■ PAGE
**********

Lorsque l’Australie s’est retirée d’un contrat avec un fabricant français de sous-marins l’année dernière, cela a provoqué un tollé au sein du gouvernement parisien. Aujourd’hui, les relations reviennent à la normale – à un prix.
L’Australie a dévoilé samedi un accord de compensation substantiel avec le fabricant français de sous-marins Naval Group, mettant fin à un conflit contractuel qui a envenimé les relations entre Canberra et Paris pendant près d’un an.
Le Premier ministre Anthony Albanese a déclaré que l’entreprise française avait accepté un « règlement juste et équitable » de 555 millions d’euros pour l’Australie, mettant fin à un contrat de sous-marins de plusieurs milliards de dollars vieux de dix ans.
L’accord a mis un terme à une dispute qui a provoqué des récriminations au niveau des dirigeants et menacé de torpiller les discussions sur un accord commercial entre l’UE et l’Australie.
« Il nous permet de tourner une page dans nos relations bilatérales avec l’Australie et de nous tourner vers l’avenir », a déclaré le ministre français de la défense, Sébastien Lecornu.
M. Albanese a déclaré qu’il se rendrait bientôt en France pour « réinitialiser » une relation en proie à des tensions « assez évidentes ».

**********

■ Extrait d'un jeu de données
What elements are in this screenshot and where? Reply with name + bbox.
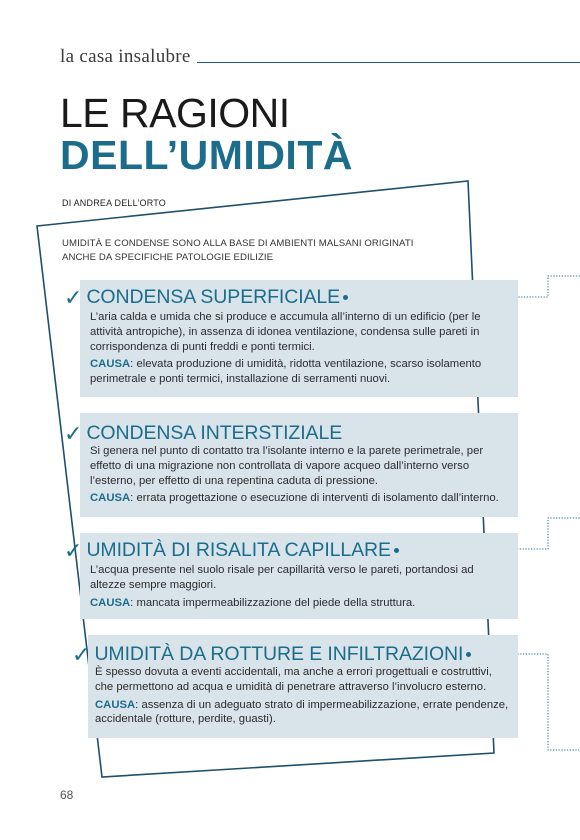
card-title: UMIDITÀ DI RISALITA CAPILLARE: [86, 539, 391, 561]
cause-text: : assenza di un adeguato strato di impermeabilizzazione, errate pendenze, accidentale (rotture, perdite, guasti).: [95, 698, 509, 726]
card-cause: [90, 357, 510, 387]
cause-label: CAUSA: [90, 492, 131, 505]
card-text: Si genera nel punto di contatto tra l’isolante interno e la parete perimetrale, per effetto di una migrazione non controllata di vapore acqueo dall’interno verso l’esterno, per effetto di una repentina caduta di pressione.: [90, 445, 484, 487]
checkmark-icon: ✓: [64, 537, 83, 563]
intro-line-1: UMIDITÀ E CONDENSE SONO ALLA BASE DI AMBIENTI MALSANI ORIGINATI: [62, 238, 414, 249]
cause-text: : errata progettazione o esecuzione di interventi di isolamento dall’interno.: [130, 492, 499, 505]
bullet-dot-icon: [394, 548, 399, 553]
card-cause: [95, 698, 510, 728]
card-title: CONDENSA SUPERFICIALE: [86, 286, 341, 308]
card-text: L’aria calda e umida che si produce e accumula all’interno di un edificio (per le attività antropiche), in assenza di idonea ventilazione, condensa sulle pareti in corrispondenza di punti freddi e ponti termici.: [90, 311, 481, 353]
page-number: 68: [60, 788, 74, 802]
checkmark-icon: ✓: [64, 420, 83, 446]
author-byline: DI ANDREA DELL’ORTO: [62, 198, 167, 208]
card-cause: [90, 596, 510, 611]
intro-line-2: ANCHE DA SPECIFICHE PATOLOGIE EDILIZIE: [62, 251, 274, 263]
checkmark-icon: ✓: [72, 641, 91, 667]
bullet-dot-icon: [343, 295, 348, 300]
section-header: [60, 44, 580, 68]
article-title-line-1: LE RAGIONI: [60, 90, 290, 136]
card-text: È spesso dovuta a eventi accidentali, ma anche a errori progettuali e costruttivi, che permettono ad acqua e umidità di penetrare attraverso l’involucro esterno.: [95, 666, 492, 693]
card-condensa-interstiziale-heading: [64, 422, 342, 445]
card-text: L’acqua presente nel suolo risale per capillarità verso le pareti, portandosi ad altezze sempre maggiori.: [90, 564, 474, 591]
article-title-line-2: DELL’UMIDITÀ: [60, 132, 353, 178]
cause-label: CAUSA: [90, 358, 131, 371]
intro-text: [62, 237, 422, 264]
section-rule: [197, 62, 580, 63]
card-risalita-capillare-heading: [64, 539, 399, 562]
cause-text: : mancata impermeabilizzazione del piede della struttura.: [130, 596, 416, 609]
card-condensa-interstiziale-body: [90, 444, 510, 506]
card-risalita-capillare-body: [90, 563, 510, 610]
card-cause: [90, 491, 510, 506]
card-title: CONDENSA INTERSTIZIALE: [86, 422, 343, 444]
card-rotture-infiltrazioni-heading: [72, 643, 471, 666]
section-title: la casa insalubre: [60, 46, 191, 67]
checkmark-icon: ✓: [64, 284, 83, 310]
cause-label: CAUSA: [95, 698, 136, 711]
card-condensa-superficiale-heading: [64, 286, 348, 309]
cause-label: CAUSA: [90, 596, 131, 609]
card-rotture-infiltrazioni-body: [95, 665, 510, 727]
card-title: UMIDITÀ DA ROTTURE E INFILTRAZIONI: [94, 643, 464, 665]
card-condensa-superficiale-body: [90, 310, 510, 387]
bullet-dot-icon: [466, 652, 471, 657]
cause-text: : elevata produzione di umidità, ridotta ventilazione, scarso isolamento perimetrale e ponti termici, installazione di serramenti nuovi.: [90, 358, 482, 386]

**********

D'après la page, quel est le montant du règlement accepté par Naval Group pour l'Australie ?

■ RÉPONSE COMPLÈTE
555 millions d'euros.